• Page
==*==

Search code examples
c#parallel.foreach

Parallel.Foreach in two foreach loops


I have list of objects which are grouped by one column as below.

I have millions of records, and it is taking more than 30 minutes. How can I write the below code efficiently?

List<Voter> voterList = new List<Voter>();

IEnumerable<IGrouping<string, MemberInfo>> groupByLastName = infoList.GroupBy(info => info.LastName).Select(i => i);

foreach (List<MemberInfo> lastName in groupByLastName)
{
    foreach (MemberInfo member in lastName)
    {
        MemberInfo info = memberService.GetMemberDetails(member.FirstName);

        if (info.Age > 18)
        {
            voterList.Add(new Voter{
                VoterId = member.VoterId,
                Age = member.Age
            });
        }
    }
}

Solution

    1. Use Parallel.ForEach

    2. Add your result object to a thread safe collection.

==*==

(Layout dataset records)
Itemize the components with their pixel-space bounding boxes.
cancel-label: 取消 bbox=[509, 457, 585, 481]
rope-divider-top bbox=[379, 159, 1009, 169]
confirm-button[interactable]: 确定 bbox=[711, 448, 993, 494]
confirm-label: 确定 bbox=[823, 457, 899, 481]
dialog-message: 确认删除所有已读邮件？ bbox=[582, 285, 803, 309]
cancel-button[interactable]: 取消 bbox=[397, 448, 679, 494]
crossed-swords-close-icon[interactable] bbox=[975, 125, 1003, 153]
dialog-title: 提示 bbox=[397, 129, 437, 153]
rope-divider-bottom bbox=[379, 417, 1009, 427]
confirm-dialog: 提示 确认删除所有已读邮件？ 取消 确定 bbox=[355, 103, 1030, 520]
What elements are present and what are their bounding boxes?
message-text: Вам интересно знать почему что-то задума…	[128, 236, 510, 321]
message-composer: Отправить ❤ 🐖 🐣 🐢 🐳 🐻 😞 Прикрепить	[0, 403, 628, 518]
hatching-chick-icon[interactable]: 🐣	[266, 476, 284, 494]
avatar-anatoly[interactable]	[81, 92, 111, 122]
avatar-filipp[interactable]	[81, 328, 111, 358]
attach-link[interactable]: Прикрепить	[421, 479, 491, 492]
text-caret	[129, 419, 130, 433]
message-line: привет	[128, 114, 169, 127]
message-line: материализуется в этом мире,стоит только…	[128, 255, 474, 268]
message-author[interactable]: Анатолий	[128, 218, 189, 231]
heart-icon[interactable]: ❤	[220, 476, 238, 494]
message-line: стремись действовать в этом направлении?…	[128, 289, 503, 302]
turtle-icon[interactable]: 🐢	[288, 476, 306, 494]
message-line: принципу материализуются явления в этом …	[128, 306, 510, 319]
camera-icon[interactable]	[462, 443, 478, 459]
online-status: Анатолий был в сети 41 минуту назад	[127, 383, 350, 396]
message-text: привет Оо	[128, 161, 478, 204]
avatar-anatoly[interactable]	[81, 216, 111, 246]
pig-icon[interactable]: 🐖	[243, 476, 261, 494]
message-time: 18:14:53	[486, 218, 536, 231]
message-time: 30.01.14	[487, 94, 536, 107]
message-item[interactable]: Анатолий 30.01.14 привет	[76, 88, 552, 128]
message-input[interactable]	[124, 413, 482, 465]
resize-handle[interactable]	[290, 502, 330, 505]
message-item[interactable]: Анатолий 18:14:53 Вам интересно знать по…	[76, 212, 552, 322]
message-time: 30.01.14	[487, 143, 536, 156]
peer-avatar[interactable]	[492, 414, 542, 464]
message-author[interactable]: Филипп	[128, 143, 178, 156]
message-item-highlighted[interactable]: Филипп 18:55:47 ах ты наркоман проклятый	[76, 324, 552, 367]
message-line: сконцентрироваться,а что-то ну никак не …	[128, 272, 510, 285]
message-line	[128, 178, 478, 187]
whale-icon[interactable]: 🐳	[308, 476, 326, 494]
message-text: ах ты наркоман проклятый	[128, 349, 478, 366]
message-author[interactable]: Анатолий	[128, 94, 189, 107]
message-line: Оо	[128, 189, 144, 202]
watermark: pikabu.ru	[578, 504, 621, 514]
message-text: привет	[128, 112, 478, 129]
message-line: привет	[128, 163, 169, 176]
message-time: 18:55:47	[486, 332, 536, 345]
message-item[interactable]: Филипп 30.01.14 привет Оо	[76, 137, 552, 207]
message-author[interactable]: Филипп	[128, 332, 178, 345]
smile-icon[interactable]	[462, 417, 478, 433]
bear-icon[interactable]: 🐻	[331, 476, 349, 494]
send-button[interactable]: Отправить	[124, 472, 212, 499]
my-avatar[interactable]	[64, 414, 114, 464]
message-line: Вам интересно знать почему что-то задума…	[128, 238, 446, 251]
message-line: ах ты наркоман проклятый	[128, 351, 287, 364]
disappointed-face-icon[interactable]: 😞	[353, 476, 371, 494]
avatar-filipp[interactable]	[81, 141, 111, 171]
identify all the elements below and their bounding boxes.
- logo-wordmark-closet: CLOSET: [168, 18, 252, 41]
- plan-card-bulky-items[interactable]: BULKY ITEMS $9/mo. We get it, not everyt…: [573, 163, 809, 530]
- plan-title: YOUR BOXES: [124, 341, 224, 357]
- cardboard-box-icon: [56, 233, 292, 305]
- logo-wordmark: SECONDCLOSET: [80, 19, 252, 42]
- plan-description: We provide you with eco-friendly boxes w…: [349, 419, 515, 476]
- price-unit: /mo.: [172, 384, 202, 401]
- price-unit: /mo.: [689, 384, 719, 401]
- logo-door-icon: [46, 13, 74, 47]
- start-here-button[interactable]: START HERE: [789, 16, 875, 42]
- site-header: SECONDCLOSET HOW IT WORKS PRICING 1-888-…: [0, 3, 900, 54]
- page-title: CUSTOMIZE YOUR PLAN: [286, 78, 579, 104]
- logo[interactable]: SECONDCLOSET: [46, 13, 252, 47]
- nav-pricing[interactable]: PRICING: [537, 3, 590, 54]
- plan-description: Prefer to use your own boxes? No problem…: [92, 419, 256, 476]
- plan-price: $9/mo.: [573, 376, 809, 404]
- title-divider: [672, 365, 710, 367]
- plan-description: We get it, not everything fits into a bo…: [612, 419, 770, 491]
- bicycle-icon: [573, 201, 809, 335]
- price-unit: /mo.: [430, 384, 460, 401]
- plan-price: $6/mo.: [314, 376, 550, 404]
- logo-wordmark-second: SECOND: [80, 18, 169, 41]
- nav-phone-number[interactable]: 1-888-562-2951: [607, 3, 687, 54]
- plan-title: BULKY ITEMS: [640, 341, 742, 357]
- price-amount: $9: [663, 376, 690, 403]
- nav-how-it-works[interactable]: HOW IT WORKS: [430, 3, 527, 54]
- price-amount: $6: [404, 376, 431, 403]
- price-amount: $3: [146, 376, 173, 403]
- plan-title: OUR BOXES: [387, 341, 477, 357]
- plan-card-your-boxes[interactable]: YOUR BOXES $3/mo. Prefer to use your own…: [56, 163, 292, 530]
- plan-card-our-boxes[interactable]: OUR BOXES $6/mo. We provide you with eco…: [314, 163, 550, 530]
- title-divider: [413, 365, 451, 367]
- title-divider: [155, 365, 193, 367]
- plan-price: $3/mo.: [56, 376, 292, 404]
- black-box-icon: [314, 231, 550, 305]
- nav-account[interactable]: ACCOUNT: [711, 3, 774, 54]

==*==

• To-do list
1. Restate word for word the part of the Parallel.ForEach thread from "I have list" up to and including "below code efficiently?".
2. Quote the records word for word from their first line up to and including the line with "confirm-label: 确定 bbox=[823, 457, 899, 481]".
These records are unrelated to the thread.

• Answers for the tasks
1.
I have list of objects which are grouped by one column as below.

I have millions of records, and it is taking more than 30 minutes. How can I write the below code efficiently?

2.
Itemize the components with their pixel-space bounding boxes.
cancel-label: 取消 bbox=[509, 457, 585, 481]
rope-divider-top bbox=[379, 159, 1009, 169]
confirm-button[interactable]: 确定 bbox=[711, 448, 993, 494]
confirm-label: 确定 bbox=[823, 457, 899, 481]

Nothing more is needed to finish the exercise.